◆ WHAT YOU HAVE TO DO:
Set down the material below in full, matching it exactly.

========

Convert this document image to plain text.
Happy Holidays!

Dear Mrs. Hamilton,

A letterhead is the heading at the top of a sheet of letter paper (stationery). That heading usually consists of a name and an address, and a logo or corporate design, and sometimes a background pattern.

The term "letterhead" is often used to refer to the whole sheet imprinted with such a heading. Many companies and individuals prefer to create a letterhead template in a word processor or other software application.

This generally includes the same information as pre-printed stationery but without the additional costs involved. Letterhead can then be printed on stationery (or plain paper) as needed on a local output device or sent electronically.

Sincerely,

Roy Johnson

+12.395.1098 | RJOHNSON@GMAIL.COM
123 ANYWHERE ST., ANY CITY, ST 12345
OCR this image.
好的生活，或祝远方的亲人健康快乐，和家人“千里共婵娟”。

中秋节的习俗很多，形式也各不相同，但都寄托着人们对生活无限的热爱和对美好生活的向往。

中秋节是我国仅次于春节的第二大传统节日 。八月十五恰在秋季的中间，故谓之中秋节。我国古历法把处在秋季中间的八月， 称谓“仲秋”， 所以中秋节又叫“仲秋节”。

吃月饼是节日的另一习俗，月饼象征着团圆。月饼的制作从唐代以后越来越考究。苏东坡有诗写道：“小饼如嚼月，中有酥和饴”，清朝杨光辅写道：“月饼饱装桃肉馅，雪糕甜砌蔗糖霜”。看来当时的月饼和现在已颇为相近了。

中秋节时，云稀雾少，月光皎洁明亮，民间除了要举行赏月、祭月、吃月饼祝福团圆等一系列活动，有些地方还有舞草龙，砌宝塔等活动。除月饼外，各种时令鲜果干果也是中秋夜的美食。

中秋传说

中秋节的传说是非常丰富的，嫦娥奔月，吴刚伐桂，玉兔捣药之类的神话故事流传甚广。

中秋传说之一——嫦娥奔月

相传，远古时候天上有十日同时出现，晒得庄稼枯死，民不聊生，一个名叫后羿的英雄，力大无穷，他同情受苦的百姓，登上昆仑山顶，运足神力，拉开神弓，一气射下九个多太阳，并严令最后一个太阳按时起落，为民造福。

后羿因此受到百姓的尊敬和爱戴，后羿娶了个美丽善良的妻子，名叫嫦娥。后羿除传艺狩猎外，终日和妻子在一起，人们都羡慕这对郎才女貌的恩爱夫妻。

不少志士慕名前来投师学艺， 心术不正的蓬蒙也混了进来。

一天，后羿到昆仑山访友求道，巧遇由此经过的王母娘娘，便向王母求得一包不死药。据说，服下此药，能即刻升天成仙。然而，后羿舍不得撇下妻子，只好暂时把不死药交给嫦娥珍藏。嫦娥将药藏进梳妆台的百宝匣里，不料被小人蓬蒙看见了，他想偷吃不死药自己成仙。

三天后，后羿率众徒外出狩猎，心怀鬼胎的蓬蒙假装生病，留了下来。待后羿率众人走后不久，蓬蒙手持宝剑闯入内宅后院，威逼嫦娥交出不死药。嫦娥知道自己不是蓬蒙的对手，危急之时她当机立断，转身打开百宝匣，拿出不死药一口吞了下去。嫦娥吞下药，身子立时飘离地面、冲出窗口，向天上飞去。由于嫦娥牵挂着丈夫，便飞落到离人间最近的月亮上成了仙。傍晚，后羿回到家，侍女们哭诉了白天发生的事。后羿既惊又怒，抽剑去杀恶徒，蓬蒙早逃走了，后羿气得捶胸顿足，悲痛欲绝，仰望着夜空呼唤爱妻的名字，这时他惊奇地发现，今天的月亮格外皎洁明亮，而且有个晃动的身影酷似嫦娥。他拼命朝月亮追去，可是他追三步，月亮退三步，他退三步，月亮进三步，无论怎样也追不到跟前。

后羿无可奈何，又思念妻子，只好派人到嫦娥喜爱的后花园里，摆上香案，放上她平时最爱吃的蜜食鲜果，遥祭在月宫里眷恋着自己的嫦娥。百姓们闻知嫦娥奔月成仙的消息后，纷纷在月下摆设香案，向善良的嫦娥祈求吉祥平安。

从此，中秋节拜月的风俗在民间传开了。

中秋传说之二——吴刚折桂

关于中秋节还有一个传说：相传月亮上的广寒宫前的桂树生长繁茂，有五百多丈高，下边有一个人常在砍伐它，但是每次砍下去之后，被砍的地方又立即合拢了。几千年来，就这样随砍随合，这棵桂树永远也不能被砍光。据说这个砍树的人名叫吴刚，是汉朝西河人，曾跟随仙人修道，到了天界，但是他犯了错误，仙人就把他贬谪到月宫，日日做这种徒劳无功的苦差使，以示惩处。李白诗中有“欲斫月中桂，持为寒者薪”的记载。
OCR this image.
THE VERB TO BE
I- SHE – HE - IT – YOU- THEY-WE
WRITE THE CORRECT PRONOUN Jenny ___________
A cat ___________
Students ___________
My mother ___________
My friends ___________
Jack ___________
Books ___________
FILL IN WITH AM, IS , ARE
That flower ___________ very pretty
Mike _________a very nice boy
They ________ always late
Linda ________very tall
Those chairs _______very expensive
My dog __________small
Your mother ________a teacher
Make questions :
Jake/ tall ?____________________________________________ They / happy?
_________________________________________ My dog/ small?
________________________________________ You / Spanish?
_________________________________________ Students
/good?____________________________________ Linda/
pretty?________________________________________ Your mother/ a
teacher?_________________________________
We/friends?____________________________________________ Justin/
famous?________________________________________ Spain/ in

========

◆ SOLVED PROBLEM:
Convert this document image to plain text.
Happy Holidays!

Dear Mrs. Hamilton,

A letterhead is the heading at the top of a sheet of letter paper (stationery). That heading usually consists of a name and an address, and a logo or corporate design, and sometimes a background pattern.

The term "letterhead" is often used to refer to the whole sheet imprinted with such a heading. Many companies and individuals prefer to create a letterhead template in a word processor or other software application.

This generally includes the same information as pre-printed stationery but without the additional costs involved. Letterhead can then be printed on stationery (or plain paper) as needed on a local output device or sent electronically.

Sincerely,

Roy Johnson

+12.395.1098 | RJOHNSON@GMAIL.COM
123 ANYWHERE ST., ANY CITY, ST 12345
OCR this image.
好的生活，或祝远方的亲人健康快乐，和家人“千里共婵娟”。

中秋节的习俗很多，形式也各不相同，但都寄托着人们对生活无限的热爱和对美好生活的向往。

中秋节是我国仅次于春节的第二大传统节日 。八月十五恰在秋季的中间，故谓之中秋节。我国古历法把处在秋季中间的八月， 称谓“仲秋”， 所以中秋节又叫“仲秋节”。

吃月饼是节日的另一习俗，月饼象征着团圆。月饼的制作从唐代以后越来越考究。苏东坡有诗写道：“小饼如嚼月，中有酥和饴”，清朝杨光辅写道：“月饼饱装桃肉馅，雪糕甜砌蔗糖霜”。看来当时的月饼和现在已颇为相近了。

中秋节时，云稀雾少，月光皎洁明亮，民间除了要举行赏月、祭月、吃月饼祝福团圆等一系列活动，有些地方还有舞草龙，砌宝塔等活动。除月饼外，各种时令鲜果干果也是中秋夜的美食。

中秋传说

中秋节的传说是非常丰富的，嫦娥奔月，吴刚伐桂，玉兔捣药之类的神话故事流传甚广。

中秋传说之一——嫦娥奔月

相传，远古时候天上有十日同时出现，晒得庄稼枯死，民不聊生，一个名叫后羿的英雄，力大无穷，他同情受苦的百姓，登上昆仑山顶，运足神力，拉开神弓，一气射下九个多太阳，并严令最后一个太阳按时起落，为民造福。

后羿因此受到百姓的尊敬和爱戴，后羿娶了个美丽善良的妻子，名叫嫦娥。后羿除传艺狩猎外，终日和妻子在一起，人们都羡慕这对郎才女貌的恩爱夫妻。

不少志士慕名前来投师学艺， 心术不正的蓬蒙也混了进来。

一天，后羿到昆仑山访友求道，巧遇由此经过的王母娘娘，便向王母求得一包不死药。据说，服下此药，能即刻升天成仙。然而，后羿舍不得撇下妻子，只好暂时把不死药交给嫦娥珍藏。嫦娥将药藏进梳妆台的百宝匣里，不料被小人蓬蒙看见了，他想偷吃不死药自己成仙。

三天后，后羿率众徒外出狩猎，心怀鬼胎的蓬蒙假装生病，留了下来。待后羿率众人走后不久，蓬蒙手持宝剑闯入内宅后院，威逼嫦娥交出不死药。嫦娥知道自己不是蓬蒙的对手，危急之时她当机立断，转身打开百宝匣，拿出不死药一口吞了下去。嫦娥吞下药，身子立时飘离地面、冲出窗口，向天上飞去。由于嫦娥牵挂着丈夫，便飞落到离人间最近的月亮上成了仙。傍晚，后羿回到家，侍女们哭诉了白天发生的事。后羿既惊又怒，抽剑去杀恶徒，蓬蒙早逃走了，后羿气得捶胸顿足，悲痛欲绝，仰望着夜空呼唤爱妻的名字，这时他惊奇地发现，今天的月亮格外皎洁明亮，而且有个晃动的身影酷似嫦娥。他拼命朝月亮追去，可是他追三步，月亮退三步，他退三步，月亮进三步，无论怎样也追不到跟前。

后羿无可奈何，又思念妻子，只好派人到嫦娥喜爱的后花园里，摆上香案，放上她平时最爱吃的蜜食鲜果，遥祭在月宫里眷恋着自己的嫦娥。百姓们闻知嫦娥奔月成仙的消息后，纷纷在月下摆设香案，向善良的嫦娥祈求吉祥平安。

从此，中秋节拜月的风俗在民间传开了。

中秋传说之二——吴刚折桂

关于中秋节还有一个传说：相传月亮上的广寒宫前的桂树生长繁茂，有五百多丈高，下边有一个人常在砍伐它，但是每次砍下去之后，被砍的地方又立即合拢了。几千年来，就这样随砍随合，这棵桂树永远也不能被砍光。据说这个砍树的人名叫吴刚，是汉朝西河人，曾跟随仙人修道，到了天界，但是他犯了错误，仙人就把他贬谪到月宫，日日做这种徒劳无功的苦差使，以示惩处。李白诗中有“欲斫月中桂，持为寒者薪”的记载。
OCR this image.
THE VERB TO BE
I- SHE – HE - IT – YOU- THEY-WE
WRITE THE CORRECT PRONOUN Jenny ___________
A cat ___________
Students ___________
My mother ___________
My friends ___________
Jack ___________
Books ___________
FILL IN WITH AM, IS , ARE
That flower ___________ very pretty
Mike _________a very nice boy
They ________ always late
Linda ________very tall
Those chairs _______very expensive
My dog __________small
Your mother ________a teacher
Make questions :
Jake/ tall ?____________________________________________ They / happy?
_________________________________________ My dog/ small?
________________________________________ You / Spanish?
_________________________________________ Students
/good?____________________________________ Linda/
pretty?________________________________________ Your mother/ a
teacher?_________________________________
We/friends?____________________________________________ Justin/
famous?________________________________________ Spain/ in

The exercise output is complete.